>> begin

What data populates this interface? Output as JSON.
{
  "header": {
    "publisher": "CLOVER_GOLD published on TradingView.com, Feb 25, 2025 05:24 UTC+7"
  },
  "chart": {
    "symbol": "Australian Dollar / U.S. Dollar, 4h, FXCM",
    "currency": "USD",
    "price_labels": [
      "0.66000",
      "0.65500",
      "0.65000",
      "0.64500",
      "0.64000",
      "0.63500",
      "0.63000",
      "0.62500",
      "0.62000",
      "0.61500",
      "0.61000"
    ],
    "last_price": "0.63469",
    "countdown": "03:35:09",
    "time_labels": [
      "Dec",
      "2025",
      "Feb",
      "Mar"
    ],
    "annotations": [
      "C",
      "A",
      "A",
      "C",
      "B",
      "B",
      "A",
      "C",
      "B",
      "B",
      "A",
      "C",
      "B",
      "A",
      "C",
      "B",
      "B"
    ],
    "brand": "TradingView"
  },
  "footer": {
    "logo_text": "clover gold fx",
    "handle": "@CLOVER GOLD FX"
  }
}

>> end

> _Set problem_:
Copy out each line of the data containing the string "TradingView".

> _Solved exercise_:
    "publisher": "CLOVER_GOLD published on TradingView.com, Feb 25, 2025 05:24 UTC+7"
    "brand": "TradingView"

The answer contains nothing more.